--- START Data to process ---

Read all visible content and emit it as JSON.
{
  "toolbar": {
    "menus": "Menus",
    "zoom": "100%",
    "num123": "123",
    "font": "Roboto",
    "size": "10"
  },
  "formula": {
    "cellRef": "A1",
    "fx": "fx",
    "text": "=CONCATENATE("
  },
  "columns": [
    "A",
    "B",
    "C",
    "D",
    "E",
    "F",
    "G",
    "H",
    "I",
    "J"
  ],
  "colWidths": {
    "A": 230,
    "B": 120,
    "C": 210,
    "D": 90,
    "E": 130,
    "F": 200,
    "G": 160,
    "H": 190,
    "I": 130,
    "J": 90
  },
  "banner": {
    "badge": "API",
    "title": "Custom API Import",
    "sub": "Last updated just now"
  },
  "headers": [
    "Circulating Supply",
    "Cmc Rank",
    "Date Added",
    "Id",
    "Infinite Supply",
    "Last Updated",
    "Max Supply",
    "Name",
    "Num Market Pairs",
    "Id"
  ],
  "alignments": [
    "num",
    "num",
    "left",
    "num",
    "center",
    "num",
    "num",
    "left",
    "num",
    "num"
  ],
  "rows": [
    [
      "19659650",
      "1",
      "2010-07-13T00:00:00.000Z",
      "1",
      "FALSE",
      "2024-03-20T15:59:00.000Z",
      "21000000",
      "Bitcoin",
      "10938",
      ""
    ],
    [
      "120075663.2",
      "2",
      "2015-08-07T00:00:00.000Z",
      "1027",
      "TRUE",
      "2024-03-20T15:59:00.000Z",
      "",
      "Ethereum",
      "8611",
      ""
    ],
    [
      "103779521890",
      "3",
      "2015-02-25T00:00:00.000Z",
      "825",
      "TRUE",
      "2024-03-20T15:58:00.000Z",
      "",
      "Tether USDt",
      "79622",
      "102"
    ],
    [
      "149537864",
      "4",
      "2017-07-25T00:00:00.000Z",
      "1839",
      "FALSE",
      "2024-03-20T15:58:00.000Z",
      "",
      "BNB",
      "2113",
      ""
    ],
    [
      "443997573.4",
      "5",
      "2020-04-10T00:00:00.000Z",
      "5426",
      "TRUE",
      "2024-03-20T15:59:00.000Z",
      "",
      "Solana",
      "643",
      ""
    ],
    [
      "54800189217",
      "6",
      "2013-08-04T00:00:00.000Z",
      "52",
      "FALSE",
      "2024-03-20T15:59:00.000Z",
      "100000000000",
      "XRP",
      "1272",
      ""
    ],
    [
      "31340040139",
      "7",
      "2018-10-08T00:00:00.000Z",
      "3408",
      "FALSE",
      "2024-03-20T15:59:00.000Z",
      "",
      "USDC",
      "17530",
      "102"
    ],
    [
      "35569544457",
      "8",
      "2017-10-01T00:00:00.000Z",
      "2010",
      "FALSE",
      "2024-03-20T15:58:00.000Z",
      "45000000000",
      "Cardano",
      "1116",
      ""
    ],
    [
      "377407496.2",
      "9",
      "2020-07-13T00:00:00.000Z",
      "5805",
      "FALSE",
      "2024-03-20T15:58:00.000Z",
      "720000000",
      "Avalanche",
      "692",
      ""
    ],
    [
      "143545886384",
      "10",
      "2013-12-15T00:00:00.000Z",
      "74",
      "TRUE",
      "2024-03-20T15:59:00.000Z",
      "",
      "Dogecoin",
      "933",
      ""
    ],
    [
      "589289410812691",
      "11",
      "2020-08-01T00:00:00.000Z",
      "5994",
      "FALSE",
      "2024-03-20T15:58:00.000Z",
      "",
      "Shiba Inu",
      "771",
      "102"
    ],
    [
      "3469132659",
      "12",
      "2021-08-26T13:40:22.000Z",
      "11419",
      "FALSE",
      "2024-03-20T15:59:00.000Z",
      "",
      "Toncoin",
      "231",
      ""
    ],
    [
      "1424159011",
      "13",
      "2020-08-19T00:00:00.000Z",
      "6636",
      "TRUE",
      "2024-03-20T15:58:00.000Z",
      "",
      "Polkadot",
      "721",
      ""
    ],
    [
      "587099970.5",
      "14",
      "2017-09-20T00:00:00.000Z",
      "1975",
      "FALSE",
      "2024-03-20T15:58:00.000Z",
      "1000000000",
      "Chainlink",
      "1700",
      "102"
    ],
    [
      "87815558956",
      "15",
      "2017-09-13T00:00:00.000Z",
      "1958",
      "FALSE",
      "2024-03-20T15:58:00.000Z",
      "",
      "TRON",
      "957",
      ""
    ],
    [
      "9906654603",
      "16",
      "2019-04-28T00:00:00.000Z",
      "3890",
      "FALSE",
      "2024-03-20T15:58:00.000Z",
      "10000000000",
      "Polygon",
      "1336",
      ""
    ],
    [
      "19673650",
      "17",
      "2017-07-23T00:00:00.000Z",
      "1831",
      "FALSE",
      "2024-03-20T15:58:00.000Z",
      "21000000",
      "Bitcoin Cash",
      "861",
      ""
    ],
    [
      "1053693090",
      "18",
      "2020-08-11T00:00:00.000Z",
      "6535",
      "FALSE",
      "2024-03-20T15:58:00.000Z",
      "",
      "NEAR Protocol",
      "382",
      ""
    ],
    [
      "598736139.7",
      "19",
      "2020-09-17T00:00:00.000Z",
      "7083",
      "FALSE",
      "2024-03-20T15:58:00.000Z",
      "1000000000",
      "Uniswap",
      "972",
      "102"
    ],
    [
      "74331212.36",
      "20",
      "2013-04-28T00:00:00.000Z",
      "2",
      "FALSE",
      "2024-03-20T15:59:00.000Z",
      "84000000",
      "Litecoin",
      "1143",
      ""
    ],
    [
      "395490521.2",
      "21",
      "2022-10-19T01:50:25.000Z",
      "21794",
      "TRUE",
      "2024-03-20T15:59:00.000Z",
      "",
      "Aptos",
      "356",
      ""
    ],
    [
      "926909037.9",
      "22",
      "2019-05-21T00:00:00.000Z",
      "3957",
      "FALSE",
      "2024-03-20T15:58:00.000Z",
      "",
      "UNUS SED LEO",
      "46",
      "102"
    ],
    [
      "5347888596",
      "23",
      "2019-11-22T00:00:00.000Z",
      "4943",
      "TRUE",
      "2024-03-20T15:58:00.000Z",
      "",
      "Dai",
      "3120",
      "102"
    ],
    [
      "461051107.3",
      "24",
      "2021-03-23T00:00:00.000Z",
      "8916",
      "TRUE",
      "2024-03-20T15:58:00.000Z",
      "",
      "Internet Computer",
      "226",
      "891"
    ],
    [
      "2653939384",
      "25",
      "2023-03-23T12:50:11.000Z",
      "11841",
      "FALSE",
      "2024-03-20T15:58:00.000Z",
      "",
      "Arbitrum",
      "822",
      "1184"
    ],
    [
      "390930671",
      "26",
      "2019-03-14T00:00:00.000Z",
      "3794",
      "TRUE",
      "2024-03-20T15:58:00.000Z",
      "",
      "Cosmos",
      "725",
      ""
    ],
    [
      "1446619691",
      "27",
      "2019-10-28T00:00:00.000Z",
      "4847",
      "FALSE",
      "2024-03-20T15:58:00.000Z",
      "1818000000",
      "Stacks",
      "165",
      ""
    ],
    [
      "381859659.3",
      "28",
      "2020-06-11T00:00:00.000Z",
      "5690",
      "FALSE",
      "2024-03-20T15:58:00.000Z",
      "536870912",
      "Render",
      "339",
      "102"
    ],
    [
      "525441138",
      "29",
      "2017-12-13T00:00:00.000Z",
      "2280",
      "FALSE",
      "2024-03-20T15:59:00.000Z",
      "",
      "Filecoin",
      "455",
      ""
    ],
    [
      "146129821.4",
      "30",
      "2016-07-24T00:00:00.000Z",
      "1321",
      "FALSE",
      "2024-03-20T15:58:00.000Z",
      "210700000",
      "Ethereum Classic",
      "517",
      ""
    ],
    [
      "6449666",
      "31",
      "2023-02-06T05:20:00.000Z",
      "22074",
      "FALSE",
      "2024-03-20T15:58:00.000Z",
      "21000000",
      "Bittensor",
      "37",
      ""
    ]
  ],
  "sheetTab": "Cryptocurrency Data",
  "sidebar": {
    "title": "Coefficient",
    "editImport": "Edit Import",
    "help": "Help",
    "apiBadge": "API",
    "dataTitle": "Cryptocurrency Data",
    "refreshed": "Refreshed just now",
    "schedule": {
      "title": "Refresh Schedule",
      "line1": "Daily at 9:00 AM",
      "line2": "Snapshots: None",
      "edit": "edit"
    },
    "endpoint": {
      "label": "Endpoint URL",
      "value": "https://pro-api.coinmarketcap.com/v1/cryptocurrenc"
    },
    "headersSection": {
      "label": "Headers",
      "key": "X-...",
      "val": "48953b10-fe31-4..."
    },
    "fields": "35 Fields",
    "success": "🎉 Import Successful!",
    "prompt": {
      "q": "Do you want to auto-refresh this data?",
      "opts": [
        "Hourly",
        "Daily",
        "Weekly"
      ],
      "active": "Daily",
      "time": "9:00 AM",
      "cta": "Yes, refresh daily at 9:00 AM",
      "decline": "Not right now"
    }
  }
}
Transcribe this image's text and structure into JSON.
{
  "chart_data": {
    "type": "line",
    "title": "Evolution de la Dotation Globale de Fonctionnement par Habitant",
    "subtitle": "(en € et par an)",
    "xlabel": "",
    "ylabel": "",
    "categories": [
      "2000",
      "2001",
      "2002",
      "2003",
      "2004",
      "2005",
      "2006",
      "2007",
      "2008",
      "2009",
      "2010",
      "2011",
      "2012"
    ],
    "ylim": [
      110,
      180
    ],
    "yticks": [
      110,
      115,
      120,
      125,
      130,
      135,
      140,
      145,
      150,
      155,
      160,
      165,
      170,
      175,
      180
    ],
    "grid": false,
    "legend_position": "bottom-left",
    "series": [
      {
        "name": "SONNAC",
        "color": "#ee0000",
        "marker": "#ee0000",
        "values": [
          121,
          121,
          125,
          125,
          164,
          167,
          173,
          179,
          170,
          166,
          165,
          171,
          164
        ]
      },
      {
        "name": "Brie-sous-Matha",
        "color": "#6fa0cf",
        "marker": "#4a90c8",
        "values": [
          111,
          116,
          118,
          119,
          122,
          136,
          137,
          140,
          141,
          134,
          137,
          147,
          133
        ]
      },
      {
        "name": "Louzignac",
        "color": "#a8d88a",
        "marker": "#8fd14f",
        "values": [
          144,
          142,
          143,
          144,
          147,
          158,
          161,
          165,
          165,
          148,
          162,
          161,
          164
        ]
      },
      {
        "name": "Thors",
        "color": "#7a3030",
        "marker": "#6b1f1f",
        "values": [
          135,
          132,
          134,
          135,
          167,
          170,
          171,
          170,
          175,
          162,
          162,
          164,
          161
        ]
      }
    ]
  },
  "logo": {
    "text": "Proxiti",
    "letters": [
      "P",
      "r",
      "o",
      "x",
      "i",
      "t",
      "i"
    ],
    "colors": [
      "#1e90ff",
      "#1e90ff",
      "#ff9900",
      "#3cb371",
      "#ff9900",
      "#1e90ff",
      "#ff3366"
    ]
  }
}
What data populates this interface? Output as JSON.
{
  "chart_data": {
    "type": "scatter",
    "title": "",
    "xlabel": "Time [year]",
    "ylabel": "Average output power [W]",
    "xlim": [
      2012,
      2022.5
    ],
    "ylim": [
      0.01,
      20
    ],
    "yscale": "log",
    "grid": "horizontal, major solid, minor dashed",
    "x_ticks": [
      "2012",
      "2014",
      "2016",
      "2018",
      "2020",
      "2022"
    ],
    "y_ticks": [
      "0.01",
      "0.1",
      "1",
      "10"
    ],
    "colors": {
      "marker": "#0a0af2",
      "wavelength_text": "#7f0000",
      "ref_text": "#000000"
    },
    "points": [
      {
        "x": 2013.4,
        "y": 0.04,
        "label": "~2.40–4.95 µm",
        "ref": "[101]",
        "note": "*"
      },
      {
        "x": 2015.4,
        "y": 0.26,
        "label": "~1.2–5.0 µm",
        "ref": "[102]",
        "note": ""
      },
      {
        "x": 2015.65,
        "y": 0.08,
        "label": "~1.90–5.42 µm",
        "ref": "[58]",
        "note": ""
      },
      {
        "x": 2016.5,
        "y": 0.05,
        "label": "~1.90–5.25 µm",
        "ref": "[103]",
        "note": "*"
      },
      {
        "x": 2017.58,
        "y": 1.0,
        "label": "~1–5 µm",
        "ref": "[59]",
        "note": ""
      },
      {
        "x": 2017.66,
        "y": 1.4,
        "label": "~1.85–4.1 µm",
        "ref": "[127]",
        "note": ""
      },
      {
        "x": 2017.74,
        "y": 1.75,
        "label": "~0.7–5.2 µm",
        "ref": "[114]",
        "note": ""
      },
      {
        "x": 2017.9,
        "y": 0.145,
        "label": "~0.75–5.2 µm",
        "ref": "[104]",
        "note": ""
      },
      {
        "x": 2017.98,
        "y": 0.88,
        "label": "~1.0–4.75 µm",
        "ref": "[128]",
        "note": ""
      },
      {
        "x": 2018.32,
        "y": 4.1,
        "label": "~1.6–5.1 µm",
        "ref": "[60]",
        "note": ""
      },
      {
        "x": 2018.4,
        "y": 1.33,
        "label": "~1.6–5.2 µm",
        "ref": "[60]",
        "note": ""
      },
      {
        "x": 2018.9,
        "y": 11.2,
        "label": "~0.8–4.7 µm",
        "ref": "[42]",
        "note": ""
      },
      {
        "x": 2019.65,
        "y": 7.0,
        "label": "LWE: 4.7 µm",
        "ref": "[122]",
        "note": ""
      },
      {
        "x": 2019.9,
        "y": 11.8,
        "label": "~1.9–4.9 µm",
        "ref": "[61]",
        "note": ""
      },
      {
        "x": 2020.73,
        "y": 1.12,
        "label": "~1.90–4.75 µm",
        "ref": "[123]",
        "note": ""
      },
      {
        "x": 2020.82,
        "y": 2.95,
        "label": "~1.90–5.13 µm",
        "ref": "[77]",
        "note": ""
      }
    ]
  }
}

--- END Data to process ---

• What is needed: From the listing above, collect every line that mentions the word "marker".

• Worked solution:
        "marker": "#ee0000",
        "marker": "#4a90c8",
        "marker": "#8fd14f",
        "marker": "#6b1f1f",
      "marker": "#0a0af2",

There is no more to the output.